• [BRIEF] Here are records with pictures in them. Copy all of them exactly and leave the pictures out.

• [DATASET EXCERPTS]
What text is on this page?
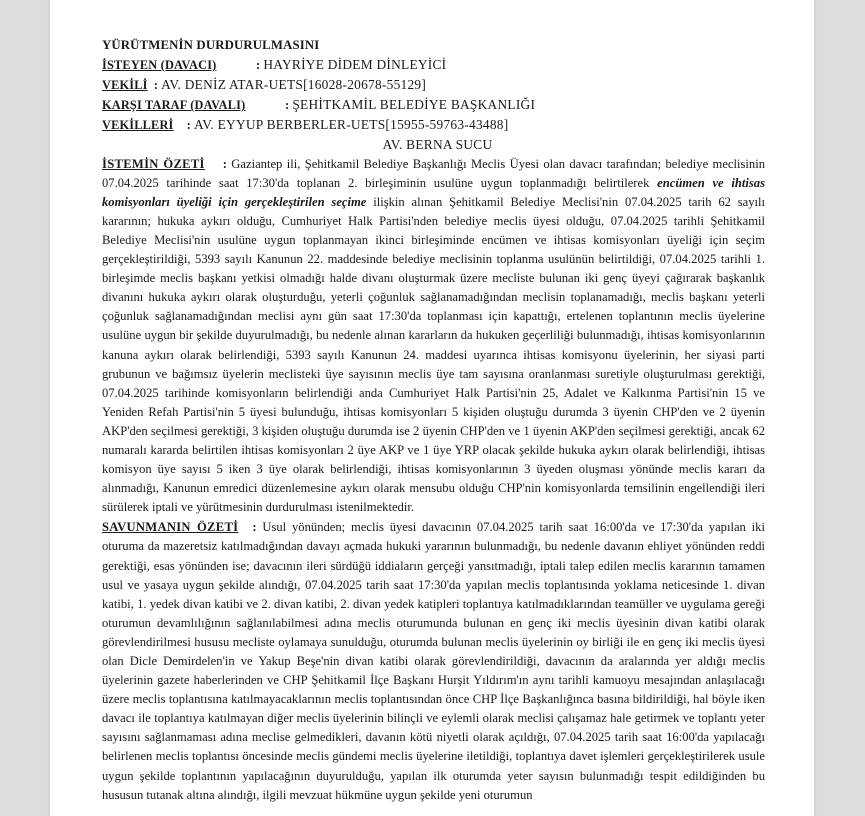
YÜRÜTMENİN DURDURULMASINI
İSTEYEN (DAVACI)	: HAYRİYE DİDEM DİNLEYİCİ
VEKİLİ : AV. DENİZ ATAR-UETS[16028-20678-55129]
KARŞI TARAF (DAVALI)	: ŞEHİTKAMİL BELEDİYE BAŞKANLIĞI
VEKİLLERİ : AV. EYYUP BERBERLER-UETS[15955-59763-43488]
AV. BERNA SUCU

İSTEMİN ÖZETİ : Gaziantep ili, Şehitkamil Belediye Başkanlığı Meclis Üyesi olan davacı tarafından; belediye meclisinin 07.04.2025 tarihinde saat 17:30'da toplanan 2. birleşiminin usulüne uygun toplanmadığı belirtilerek encümen ve ihtisas komisyonları üyeliği için gerçekleştirilen seçime ilişkin alınan Şehitkamil Belediye Meclisi'nin 07.04.2025 tarih 62 sayılı kararının; hukuka aykırı olduğu, Cumhuriyet Halk Partisi'nden belediye meclis üyesi olduğu, 07.04.2025 tarihli Şehitkamil Belediye Meclisi'nin usulüne uygun toplanmayan ikinci birleşiminde encümen ve ihtisas komisyonları üyeliği için seçim gerçekleştirildiği, 5393 sayılı Kanunun 22. maddesinde belediye meclisinin toplanma usulünün belirtildiği, 07.04.2025 tarihli 1. birleşimde meclis başkanı yetkisi olmadığı halde divanı oluşturmak üzere mecliste bulunan iki genç üyeyi çağırarak başkanlık divanını hukuka aykırı olarak oluşturduğu, yeterli çoğunluk sağlanamadığından meclisin toplanamadığı, meclis başkanı yeterli çoğunluk sağlanamadığından meclisi aynı gün saat 17:30'da toplanması için kapattığı, ertelenen toplantının meclis üyelerine usulüne uygun bir şekilde duyurulmadığı, bu nedenle alınan kararların da hukuken geçerliliği bulunmadığı, ihtisas komisyonlarının kanuna aykırı olarak belirlendiği, 5393 sayılı Kanunun 24. maddesi uyarınca ihtisas komisyonu üyelerinin, her siyasi parti grubunun ve bağımsız üyelerin meclisteki üye sayısının meclis üye tam sayısına oranlanması suretiyle oluşturulması gerektiği, 07.04.2025 tarihinde komisyonların belirlendiği anda Cumhuriyet Halk Partisi'nin 25, Adalet ve Kalkınma Partisi'nin 15 ve Yeniden Refah Partisi'nin 5 üyesi bulunduğu, ihtisas komisyonları 5 kişiden oluştuğu durumda 3 üyenin CHP'den ve 2 üyenin AKP'den seçilmesi gerektiği, 3 kişiden oluştuğu durumda ise 2 üyenin CHP'den ve 1 üyenin AKP'den seçilmesi gerektiği, ancak 62 numaralı kararda belirtilen ihtisas komisyonları 2 üye AKP ve 1 üye YRP olacak şekilde hukuka aykırı olarak belirlendiği, ihtisas komisyon üye sayısı 5 iken 3 üye olarak belirlendiği, ihtisas komisyonlarının 3 üyeden oluşması yönünde meclis kararı da alınmadığı, Kanunun emredici düzenlemesine aykırı olarak mensubu olduğu CHP'nin komisyonlarda temsilinin engellendiği ileri sürülerek iptali ve yürütmesinin durdurulması istenilmektedir.

SAVUNMANIN ÖZETİ : Usul yönünden; meclis üyesi davacının 07.04.2025 tarih saat 16:00'da ve 17:30'da yapılan iki oturuma da mazeretsiz katılmadığından davayı açmada hukuki yararının bulunmadığı, bu nedenle davanın ehliyet yönünden reddi gerektiği, esas yönünden ise; davacının ileri sürdüğü iddiaların gerçeği yansıtmadığı, iptali talep edilen meclis kararının tamamen usul ve yasaya uygun şekilde alındığı, 07.04.2025 tarih saat 17:30'da yapılan meclis toplantısında yoklama neticesinde 1. divan katibi, 1. yedek divan katibi ve 2. divan katibi, 2. divan yedek katipleri toplantıya katılmadıklarından teamüller ve uygulama gereği oturumun devamlılığının sağlanılabilmesi adına meclis oturumunda bulunan en genç iki meclis üyesinin divan katibi olarak görevlendirilmesi hususu mecliste oylamaya sunulduğu, oturumda bulunan meclis üyelerinin oy birliği ile en genç iki meclis üyesi olan Dicle Demirdelen'in ve Yakup Beşe'nin divan katibi olarak görevlendirildiği, davacının da aralarında yer aldığı meclis üyelerinin gazete haberlerinden ve CHP Şehitkamil İlçe Başkanı Hurşit Yıldırım'ın aynı tarihli kamuoyu mesajından anlaşılacağı üzere meclis toplantısına katılmayacaklarının meclis toplantısından önce CHP İlçe Başkanlığınca basına bildirildiği, hal böyle iken davacı ile toplantıya katılmayan diğer meclis üyelerinin bilinçli ve eylemli olarak meclisi çalışamaz hale getirmek ve toplantı yeter sayısını sağlanmaması adına meclise gelmedikleri, davanın kötü niyetli olarak açıldığı, 07.04.2025 tarih saat 16:00'da yapılacağı belirlenen meclis toplantısı öncesinde meclis gündemi meclis üyelerine iletildiği, toplantıya davet işlemleri gerçekleştirilerek usule uygun şekilde toplantının yapılacağının duyurulduğu, yapılan ilk oturumda yeter sayısın bulunmadığı tespit edildiğinden bu hususun tutanak altına alındığı, ilgili mevzuat hükmüne uygun şekilde yeni oturumun
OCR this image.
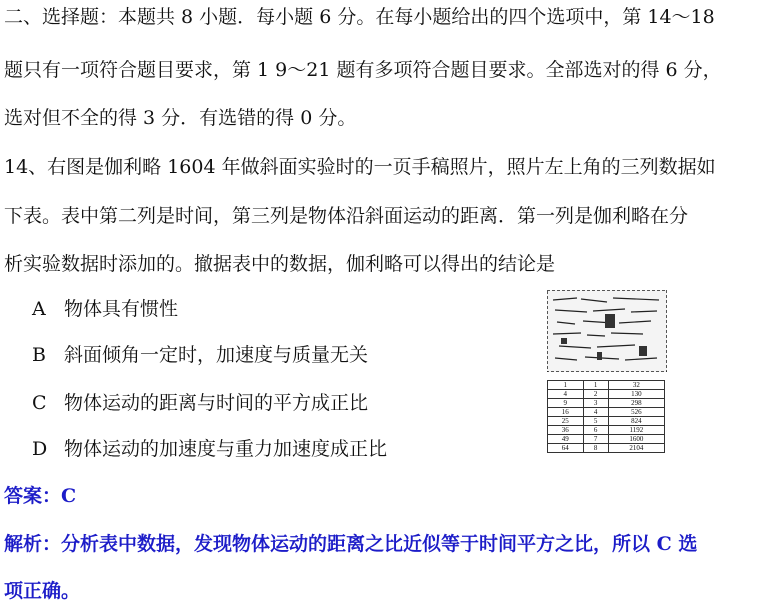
二、选择题：本题共 8 小题．每小题 6 分。在每小题给出的四个选项中，第 14～18
题只有一项符合题目要求，第 1 9～21 题有多项符合题目要求。全部选对的得 6 分，
选对但不全的得 3 分．有选错的得 0 分。
14、右图是伽利略 1604 年做斜面实验时的一页手稿照片，照片左上角的三列数据如
下表。表中第二列是时间，第三列是物体沿斜面运动的距离．第一列是伽利略在分
析实验数据时添加的。撤据表中的数据，伽利略可以得出的结论是
A 物体具有惯性
B 斜面倾角一定时，加速度与质量无关
C 物体运动的距离与时间的平方成正比
D 物体运动的加速度与重力加速度成正比
1	1	32
4	2	130
9	3	298
16	4	526
25	5	824
36	6	1192
49	7	1600
64	8	2104
答案：C
解析：分析表中数据，发现物体运动的距离之比近似等于时间平方之比，所以 C 选
项正确。
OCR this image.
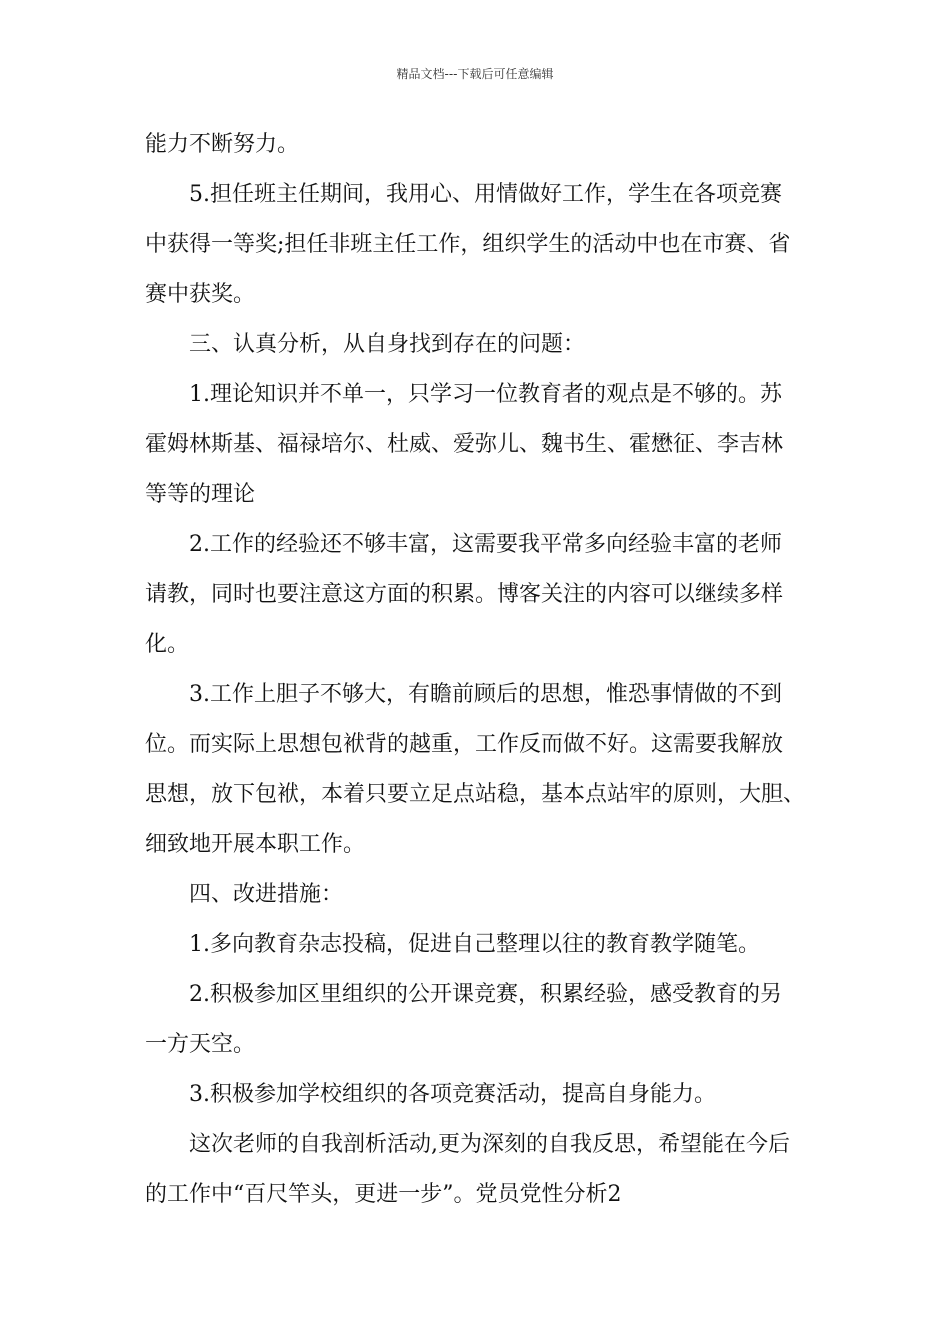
精品文档---下载后可任意编辑
能力不断努力。
5.担任班主任期间，我用心、用情做好工作，学生在各项竞赛
中获得一等奖;担任非班主任工作，组织学生的活动中也在市赛、省
赛中获奖。
三、认真分析，从自身找到存在的问题：
1.理论知识并不单一，只学习一位教育者的观点是不够的。苏
霍姆林斯基、福禄培尔、杜威、爱弥儿、魏书生、霍懋征、李吉林
等等的理论
2.工作的经验还不够丰富，这需要我平常多向经验丰富的老师
请教，同时也要注意这方面的积累。博客关注的内容可以继续多样
化。
3.工作上胆子不够大，有瞻前顾后的思想，惟恐事情做的不到
位。而实际上思想包袱背的越重，工作反而做不好。这需要我解放
思想，放下包袱，本着只要立足点站稳，基本点站牢的原则，大胆、
细致地开展本职工作。
四、改进措施：
1.多向教育杂志投稿，促进自己整理以往的教育教学随笔。
2.积极参加区里组织的公开课竞赛，积累经验，感受教育的另
一方天空。
3.积极参加学校组织的各项竞赛活动，提高自身能力。
这次老师的自我剖析活动,更为深刻的自我反思，希望能在今后
的工作中“百尺竿头，更进一步”。党员党性分析2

• [ANSWER TO THIS PROBLEM]
What text is on this page?
YÜRÜTMENİN DURDURULMASINI
İSTEYEN (DAVACI)	: HAYRİYE DİDEM DİNLEYİCİ
VEKİLİ : AV. DENİZ ATAR-UETS[16028-20678-55129]
KARŞI TARAF (DAVALI)	: ŞEHİTKAMİL BELEDİYE BAŞKANLIĞI
VEKİLLERİ : AV. EYYUP BERBERLER-UETS[15955-59763-43488]
AV. BERNA SUCU

İSTEMİN ÖZETİ : Gaziantep ili, Şehitkamil Belediye Başkanlığı Meclis Üyesi olan davacı tarafından; belediye meclisinin 07.04.2025 tarihinde saat 17:30'da toplanan 2. birleşiminin usulüne uygun toplanmadığı belirtilerek encümen ve ihtisas komisyonları üyeliği için gerçekleştirilen seçime ilişkin alınan Şehitkamil Belediye Meclisi'nin 07.04.2025 tarih 62 sayılı kararının; hukuka aykırı olduğu, Cumhuriyet Halk Partisi'nden belediye meclis üyesi olduğu, 07.04.2025 tarihli Şehitkamil Belediye Meclisi'nin usulüne uygun toplanmayan ikinci birleşiminde encümen ve ihtisas komisyonları üyeliği için seçim gerçekleştirildiği, 5393 sayılı Kanunun 22. maddesinde belediye meclisinin toplanma usulünün belirtildiği, 07.04.2025 tarihli 1. birleşimde meclis başkanı yetkisi olmadığı halde divanı oluşturmak üzere mecliste bulunan iki genç üyeyi çağırarak başkanlık divanını hukuka aykırı olarak oluşturduğu, yeterli çoğunluk sağlanamadığından meclisin toplanamadığı, meclis başkanı yeterli çoğunluk sağlanamadığından meclisi aynı gün saat 17:30'da toplanması için kapattığı, ertelenen toplantının meclis üyelerine usulüne uygun bir şekilde duyurulmadığı, bu nedenle alınan kararların da hukuken geçerliliği bulunmadığı, ihtisas komisyonlarının kanuna aykırı olarak belirlendiği, 5393 sayılı Kanunun 24. maddesi uyarınca ihtisas komisyonu üyelerinin, her siyasi parti grubunun ve bağımsız üyelerin meclisteki üye sayısının meclis üye tam sayısına oranlanması suretiyle oluşturulması gerektiği, 07.04.2025 tarihinde komisyonların belirlendiği anda Cumhuriyet Halk Partisi'nin 25, Adalet ve Kalkınma Partisi'nin 15 ve Yeniden Refah Partisi'nin 5 üyesi bulunduğu, ihtisas komisyonları 5 kişiden oluştuğu durumda 3 üyenin CHP'den ve 2 üyenin AKP'den seçilmesi gerektiği, 3 kişiden oluştuğu durumda ise 2 üyenin CHP'den ve 1 üyenin AKP'den seçilmesi gerektiği, ancak 62 numaralı kararda belirtilen ihtisas komisyonları 2 üye AKP ve 1 üye YRP olacak şekilde hukuka aykırı olarak belirlendiği, ihtisas komisyon üye sayısı 5 iken 3 üye olarak belirlendiği, ihtisas komisyonlarının 3 üyeden oluşması yönünde meclis kararı da alınmadığı, Kanunun emredici düzenlemesine aykırı olarak mensubu olduğu CHP'nin komisyonlarda temsilinin engellendiği ileri sürülerek iptali ve yürütmesinin durdurulması istenilmektedir.

SAVUNMANIN ÖZETİ : Usul yönünden; meclis üyesi davacının 07.04.2025 tarih saat 16:00'da ve 17:30'da yapılan iki oturuma da mazeretsiz katılmadığından davayı açmada hukuki yararının bulunmadığı, bu nedenle davanın ehliyet yönünden reddi gerektiği, esas yönünden ise; davacının ileri sürdüğü iddiaların gerçeği yansıtmadığı, iptali talep edilen meclis kararının tamamen usul ve yasaya uygun şekilde alındığı, 07.04.2025 tarih saat 17:30'da yapılan meclis toplantısında yoklama neticesinde 1. divan katibi, 1. yedek divan katibi ve 2. divan katibi, 2. divan yedek katipleri toplantıya katılmadıklarından teamüller ve uygulama gereği oturumun devamlılığının sağlanılabilmesi adına meclis oturumunda bulunan en genç iki meclis üyesinin divan katibi olarak görevlendirilmesi hususu mecliste oylamaya sunulduğu, oturumda bulunan meclis üyelerinin oy birliği ile en genç iki meclis üyesi olan Dicle Demirdelen'in ve Yakup Beşe'nin divan katibi olarak görevlendirildiği, davacının da aralarında yer aldığı meclis üyelerinin gazete haberlerinden ve CHP Şehitkamil İlçe Başkanı Hurşit Yıldırım'ın aynı tarihli kamuoyu mesajından anlaşılacağı üzere meclis toplantısına katılmayacaklarının meclis toplantısından önce CHP İlçe Başkanlığınca basına bildirildiği, hal böyle iken davacı ile toplantıya katılmayan diğer meclis üyelerinin bilinçli ve eylemli olarak meclisi çalışamaz hale getirmek ve toplantı yeter sayısını sağlanmaması adına meclise gelmedikleri, davanın kötü niyetli olarak açıldığı, 07.04.2025 tarih saat 16:00'da yapılacağı belirlenen meclis toplantısı öncesinde meclis gündemi meclis üyelerine iletildiği, toplantıya davet işlemleri gerçekleştirilerek usule uygun şekilde toplantının yapılacağının duyurulduğu, yapılan ilk oturumda yeter sayısın bulunmadığı tespit edildiğinden bu hususun tutanak altına alındığı, ilgili mevzuat hükmüne uygun şekilde yeni oturumun
OCR this image.
二、选择题：本题共 8 小题．每小题 6 分。在每小题给出的四个选项中，第 14～18
题只有一项符合题目要求，第 1 9～21 题有多项符合题目要求。全部选对的得 6 分，
选对但不全的得 3 分．有选错的得 0 分。
14、右图是伽利略 1604 年做斜面实验时的一页手稿照片，照片左上角的三列数据如
下表。表中第二列是时间，第三列是物体沿斜面运动的距离．第一列是伽利略在分
析实验数据时添加的。撤据表中的数据，伽利略可以得出的结论是
A 物体具有惯性
B 斜面倾角一定时，加速度与质量无关
C 物体运动的距离与时间的平方成正比
D 物体运动的加速度与重力加速度成正比
1	1	32
4	2	130
9	3	298
16	4	526
25	5	824
36	6	1192
49	7	1600
64	8	2104
答案：C
解析：分析表中数据，发现物体运动的距离之比近似等于时间平方之比，所以 C 选
项正确。
OCR this image.
精品文档---下载后可任意编辑
能力不断努力。
5.担任班主任期间，我用心、用情做好工作，学生在各项竞赛
中获得一等奖;担任非班主任工作，组织学生的活动中也在市赛、省
赛中获奖。
三、认真分析，从自身找到存在的问题：
1.理论知识并不单一，只学习一位教育者的观点是不够的。苏
霍姆林斯基、福禄培尔、杜威、爱弥儿、魏书生、霍懋征、李吉林
等等的理论
2.工作的经验还不够丰富，这需要我平常多向经验丰富的老师
请教，同时也要注意这方面的积累。博客关注的内容可以继续多样
化。
3.工作上胆子不够大，有瞻前顾后的思想，惟恐事情做的不到
位。而实际上思想包袱背的越重，工作反而做不好。这需要我解放
思想，放下包袱，本着只要立足点站稳，基本点站牢的原则，大胆、
细致地开展本职工作。
四、改进措施：
1.多向教育杂志投稿，促进自己整理以往的教育教学随笔。
2.积极参加区里组织的公开课竞赛，积累经验，感受教育的另
一方天空。
3.积极参加学校组织的各项竞赛活动，提高自身能力。
这次老师的自我剖析活动,更为深刻的自我反思，希望能在今后
的工作中“百尺竿头，更进一步”。党员党性分析2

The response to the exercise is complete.